Do this — Would you repeat the listing exactly but omit every picture?

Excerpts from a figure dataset

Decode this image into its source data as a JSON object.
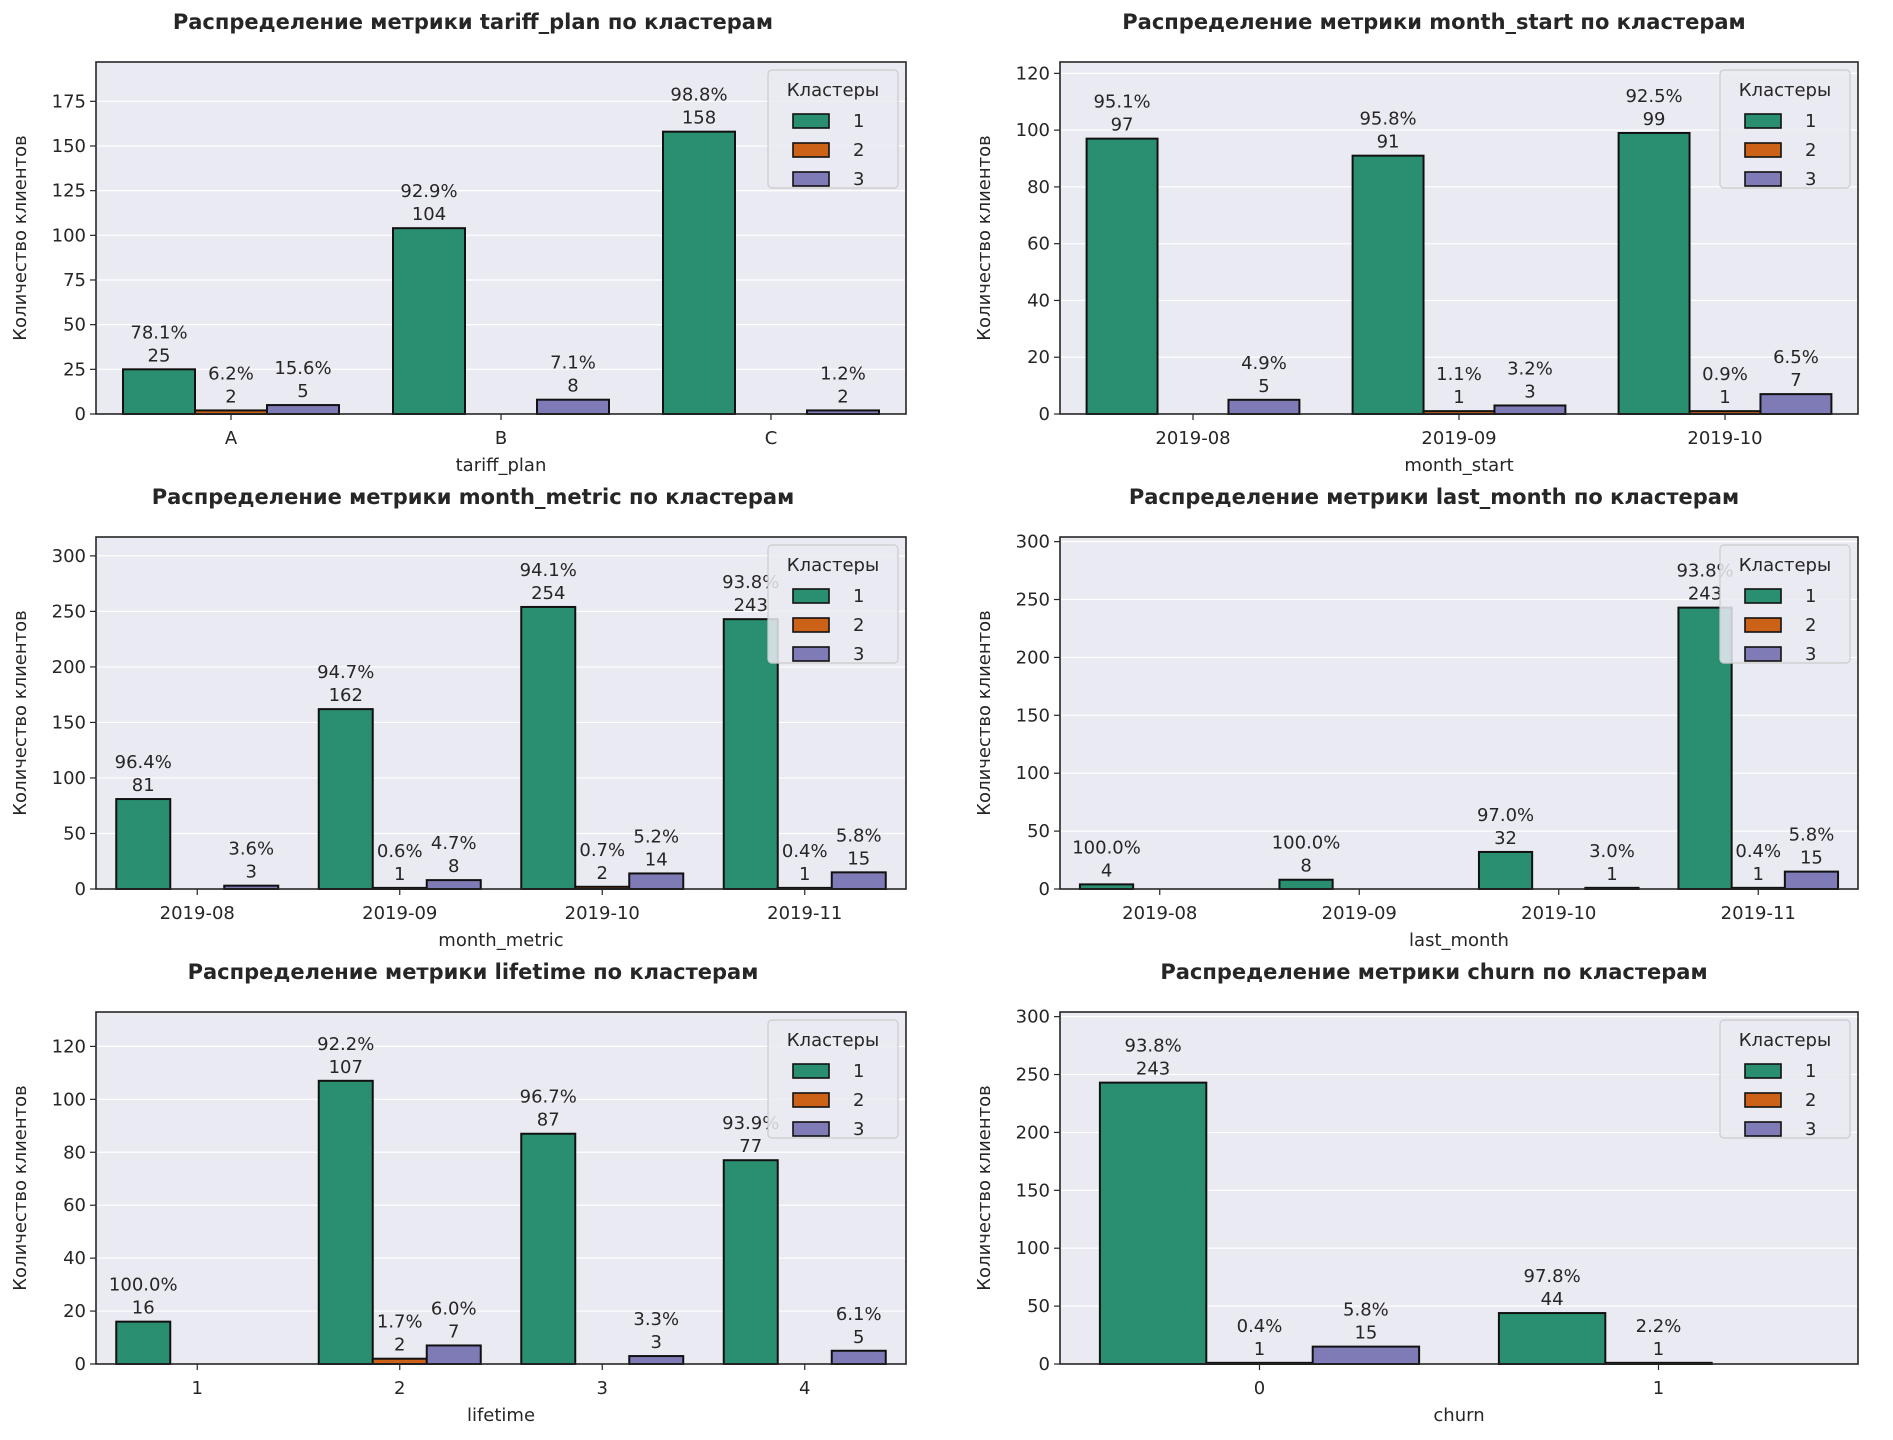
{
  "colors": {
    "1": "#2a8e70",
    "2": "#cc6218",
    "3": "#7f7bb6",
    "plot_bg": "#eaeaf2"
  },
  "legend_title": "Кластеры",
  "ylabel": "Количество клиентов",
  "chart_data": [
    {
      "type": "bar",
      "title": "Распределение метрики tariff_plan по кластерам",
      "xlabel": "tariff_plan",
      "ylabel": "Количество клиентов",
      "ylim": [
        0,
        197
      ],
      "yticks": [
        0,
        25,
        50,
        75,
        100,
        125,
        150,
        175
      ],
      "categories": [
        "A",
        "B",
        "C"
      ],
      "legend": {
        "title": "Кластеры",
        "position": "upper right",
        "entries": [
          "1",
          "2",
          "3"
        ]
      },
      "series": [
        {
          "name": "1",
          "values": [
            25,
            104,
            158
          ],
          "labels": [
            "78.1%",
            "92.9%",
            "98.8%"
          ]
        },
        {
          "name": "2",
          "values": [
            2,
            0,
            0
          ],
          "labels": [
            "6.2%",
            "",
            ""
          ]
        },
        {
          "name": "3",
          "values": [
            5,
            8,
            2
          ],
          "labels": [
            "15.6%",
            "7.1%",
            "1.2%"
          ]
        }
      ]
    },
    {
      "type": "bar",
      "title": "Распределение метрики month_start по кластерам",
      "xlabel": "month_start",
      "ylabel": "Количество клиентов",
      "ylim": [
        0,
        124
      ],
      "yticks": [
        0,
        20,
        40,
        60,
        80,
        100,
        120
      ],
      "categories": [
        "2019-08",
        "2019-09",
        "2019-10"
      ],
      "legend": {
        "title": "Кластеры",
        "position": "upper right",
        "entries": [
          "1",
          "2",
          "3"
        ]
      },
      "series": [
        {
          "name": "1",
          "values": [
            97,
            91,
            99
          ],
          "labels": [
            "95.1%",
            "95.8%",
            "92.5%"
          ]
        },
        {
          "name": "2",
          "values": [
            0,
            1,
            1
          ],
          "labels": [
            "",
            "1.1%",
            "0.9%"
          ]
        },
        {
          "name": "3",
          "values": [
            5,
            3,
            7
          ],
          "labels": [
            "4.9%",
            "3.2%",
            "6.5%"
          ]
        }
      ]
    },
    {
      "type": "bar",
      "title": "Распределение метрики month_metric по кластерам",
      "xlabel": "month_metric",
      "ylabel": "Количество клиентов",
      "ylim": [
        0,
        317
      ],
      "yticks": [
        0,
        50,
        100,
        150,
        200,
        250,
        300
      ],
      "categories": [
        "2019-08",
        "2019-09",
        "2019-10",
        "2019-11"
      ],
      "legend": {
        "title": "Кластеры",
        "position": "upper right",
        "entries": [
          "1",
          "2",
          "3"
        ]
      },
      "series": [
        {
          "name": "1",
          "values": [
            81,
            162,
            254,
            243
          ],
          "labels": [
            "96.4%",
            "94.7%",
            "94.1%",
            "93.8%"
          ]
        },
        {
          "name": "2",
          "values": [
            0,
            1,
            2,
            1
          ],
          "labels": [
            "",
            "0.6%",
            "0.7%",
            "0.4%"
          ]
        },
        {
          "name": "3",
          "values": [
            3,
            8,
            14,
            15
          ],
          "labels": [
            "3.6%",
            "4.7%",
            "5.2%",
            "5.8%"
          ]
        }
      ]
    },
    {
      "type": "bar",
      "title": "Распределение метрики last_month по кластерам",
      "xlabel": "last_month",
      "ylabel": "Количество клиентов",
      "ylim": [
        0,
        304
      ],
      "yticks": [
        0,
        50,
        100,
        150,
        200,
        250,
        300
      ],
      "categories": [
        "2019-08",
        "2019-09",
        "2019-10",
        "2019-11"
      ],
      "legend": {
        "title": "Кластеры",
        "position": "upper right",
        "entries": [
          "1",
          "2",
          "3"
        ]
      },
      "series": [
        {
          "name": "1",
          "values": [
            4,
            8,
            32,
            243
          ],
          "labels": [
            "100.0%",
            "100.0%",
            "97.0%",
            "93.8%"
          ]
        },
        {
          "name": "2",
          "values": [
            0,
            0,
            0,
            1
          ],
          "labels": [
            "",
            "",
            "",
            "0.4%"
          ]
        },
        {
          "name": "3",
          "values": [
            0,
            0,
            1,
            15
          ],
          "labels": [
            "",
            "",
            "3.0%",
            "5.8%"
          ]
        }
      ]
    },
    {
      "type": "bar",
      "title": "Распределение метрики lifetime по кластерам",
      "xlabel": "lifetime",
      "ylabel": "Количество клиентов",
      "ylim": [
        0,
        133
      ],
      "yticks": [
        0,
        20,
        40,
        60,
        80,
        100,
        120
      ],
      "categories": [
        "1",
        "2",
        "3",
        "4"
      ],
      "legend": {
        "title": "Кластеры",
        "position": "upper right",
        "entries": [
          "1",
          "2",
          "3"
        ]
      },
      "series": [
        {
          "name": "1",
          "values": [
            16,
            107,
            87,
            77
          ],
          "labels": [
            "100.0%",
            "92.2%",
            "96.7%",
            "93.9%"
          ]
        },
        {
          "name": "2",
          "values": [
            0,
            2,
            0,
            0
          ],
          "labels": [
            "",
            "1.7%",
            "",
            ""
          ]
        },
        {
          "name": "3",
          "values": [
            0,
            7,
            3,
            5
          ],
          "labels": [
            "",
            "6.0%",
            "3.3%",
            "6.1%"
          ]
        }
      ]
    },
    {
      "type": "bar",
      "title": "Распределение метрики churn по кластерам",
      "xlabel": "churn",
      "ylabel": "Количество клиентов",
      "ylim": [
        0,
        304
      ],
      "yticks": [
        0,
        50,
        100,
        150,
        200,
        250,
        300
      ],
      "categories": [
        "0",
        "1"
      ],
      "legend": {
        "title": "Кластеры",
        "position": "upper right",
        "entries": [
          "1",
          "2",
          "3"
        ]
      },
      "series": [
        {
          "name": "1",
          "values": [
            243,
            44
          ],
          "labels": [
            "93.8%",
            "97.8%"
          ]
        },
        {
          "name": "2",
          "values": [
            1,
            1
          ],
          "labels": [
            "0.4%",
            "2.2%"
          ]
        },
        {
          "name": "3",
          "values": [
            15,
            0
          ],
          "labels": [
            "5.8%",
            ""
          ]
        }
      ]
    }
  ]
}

Finished task —
Decode this image into its source data as a JSON object.
{
  "colors": {
    "1": "#2a8e70",
    "2": "#cc6218",
    "3": "#7f7bb6",
    "plot_bg": "#eaeaf2"
  },
  "legend_title": "Кластеры",
  "ylabel": "Количество клиентов",
  "chart_data": [
    {
      "type": "bar",
      "title": "Распределение метрики tariff_plan по кластерам",
      "xlabel": "tariff_plan",
      "ylabel": "Количество клиентов",
      "ylim": [
        0,
        197
      ],
      "yticks": [
        0,
        25,
        50,
        75,
        100,
        125,
        150,
        175
      ],
      "categories": [
        "A",
        "B",
        "C"
      ],
      "legend": {
        "title": "Кластеры",
        "position": "upper right",
        "entries": [
          "1",
          "2",
          "3"
        ]
      },
      "series": [
        {
          "name": "1",
          "values": [
            25,
            104,
            158
          ],
          "labels": [
            "78.1%",
            "92.9%",
            "98.8%"
          ]
        },
        {
          "name": "2",
          "values": [
            2,
            0,
            0
          ],
          "labels": [
            "6.2%",
            "",
            ""
          ]
        },
        {
          "name": "3",
          "values": [
            5,
            8,
            2
          ],
          "labels": [
            "15.6%",
            "7.1%",
            "1.2%"
          ]
        }
      ]
    },
    {
      "type": "bar",
      "title": "Распределение метрики month_start по кластерам",
      "xlabel": "month_start",
      "ylabel": "Количество клиентов",
      "ylim": [
        0,
        124
      ],
      "yticks": [
        0,
        20,
        40,
        60,
        80,
        100,
        120
      ],
      "categories": [
        "2019-08",
        "2019-09",
        "2019-10"
      ],
      "legend": {
        "title": "Кластеры",
        "position": "upper right",
        "entries": [
          "1",
          "2",
          "3"
        ]
      },
      "series": [
        {
          "name": "1",
          "values": [
            97,
            91,
            99
          ],
          "labels": [
            "95.1%",
            "95.8%",
            "92.5%"
          ]
        },
        {
          "name": "2",
          "values": [
            0,
            1,
            1
          ],
          "labels": [
            "",
            "1.1%",
            "0.9%"
          ]
        },
        {
          "name": "3",
          "values": [
            5,
            3,
            7
          ],
          "labels": [
            "4.9%",
            "3.2%",
            "6.5%"
          ]
        }
      ]
    },
    {
      "type": "bar",
      "title": "Распределение метрики month_metric по кластерам",
      "xlabel": "month_metric",
      "ylabel": "Количество клиентов",
      "ylim": [
        0,
        317
      ],
      "yticks": [
        0,
        50,
        100,
        150,
        200,
        250,
        300
      ],
      "categories": [
        "2019-08",
        "2019-09",
        "2019-10",
        "2019-11"
      ],
      "legend": {
        "title": "Кластеры",
        "position": "upper right",
        "entries": [
          "1",
          "2",
          "3"
        ]
      },
      "series": [
        {
          "name": "1",
          "values": [
            81,
            162,
            254,
            243
          ],
          "labels": [
            "96.4%",
            "94.7%",
            "94.1%",
            "93.8%"
          ]
        },
        {
          "name": "2",
          "values": [
            0,
            1,
            2,
            1
          ],
          "labels": [
            "",
            "0.6%",
            "0.7%",
            "0.4%"
          ]
        },
        {
          "name": "3",
          "values": [
            3,
            8,
            14,
            15
          ],
          "labels": [
            "3.6%",
            "4.7%",
            "5.2%",
            "5.8%"
          ]
        }
      ]
    },
    {
      "type": "bar",
      "title": "Распределение метрики last_month по кластерам",
      "xlabel": "last_month",
      "ylabel": "Количество клиентов",
      "ylim": [
        0,
        304
      ],
      "yticks": [
        0,
        50,
        100,
        150,
        200,
        250,
        300
      ],
      "categories": [
        "2019-08",
        "2019-09",
        "2019-10",
        "2019-11"
      ],
      "legend": {
        "title": "Кластеры",
        "position": "upper right",
        "entries": [
          "1",
          "2",
          "3"
        ]
      },
      "series": [
        {
          "name": "1",
          "values": [
            4,
            8,
            32,
            243
          ],
          "labels": [
            "100.0%",
            "100.0%",
            "97.0%",
            "93.8%"
          ]
        },
        {
          "name": "2",
          "values": [
            0,
            0,
            0,
            1
          ],
          "labels": [
            "",
            "",
            "",
            "0.4%"
          ]
        },
        {
          "name": "3",
          "values": [
            0,
            0,
            1,
            15
          ],
          "labels": [
            "",
            "",
            "3.0%",
            "5.8%"
          ]
        }
      ]
    },
    {
      "type": "bar",
      "title": "Распределение метрики lifetime по кластерам",
      "xlabel": "lifetime",
      "ylabel": "Количество клиентов",
      "ylim": [
        0,
        133
      ],
      "yticks": [
        0,
        20,
        40,
        60,
        80,
        100,
        120
      ],
      "categories": [
        "1",
        "2",
        "3",
        "4"
      ],
      "legend": {
        "title": "Кластеры",
        "position": "upper right",
        "entries": [
          "1",
          "2",
          "3"
        ]
      },
      "series": [
        {
          "name": "1",
          "values": [
            16,
            107,
            87,
            77
          ],
          "labels": [
            "100.0%",
            "92.2%",
            "96.7%",
            "93.9%"
          ]
        },
        {
          "name": "2",
          "values": [
            0,
            2,
            0,
            0
          ],
          "labels": [
            "",
            "1.7%",
            "",
            ""
          ]
        },
        {
          "name": "3",
          "values": [
            0,
            7,
            3,
            5
          ],
          "labels": [
            "",
            "6.0%",
            "3.3%",
            "6.1%"
          ]
        }
      ]
    },
    {
      "type": "bar",
      "title": "Распределение метрики churn по кластерам",
      "xlabel": "churn",
      "ylabel": "Количество клиентов",
      "ylim": [
        0,
        304
      ],
      "yticks": [
        0,
        50,
        100,
        150,
        200,
        250,
        300
      ],
      "categories": [
        "0",
        "1"
      ],
      "legend": {
        "title": "Кластеры",
        "position": "upper right",
        "entries": [
          "1",
          "2",
          "3"
        ]
      },
      "series": [
        {
          "name": "1",
          "values": [
            243,
            44
          ],
          "labels": [
            "93.8%",
            "97.8%"
          ]
        },
        {
          "name": "2",
          "values": [
            1,
            1
          ],
          "labels": [
            "0.4%",
            "2.2%"
          ]
        },
        {
          "name": "3",
          "values": [
            15,
            0
          ],
          "labels": [
            "5.8%",
            ""
          ]
        }
      ]
    }
  ]
}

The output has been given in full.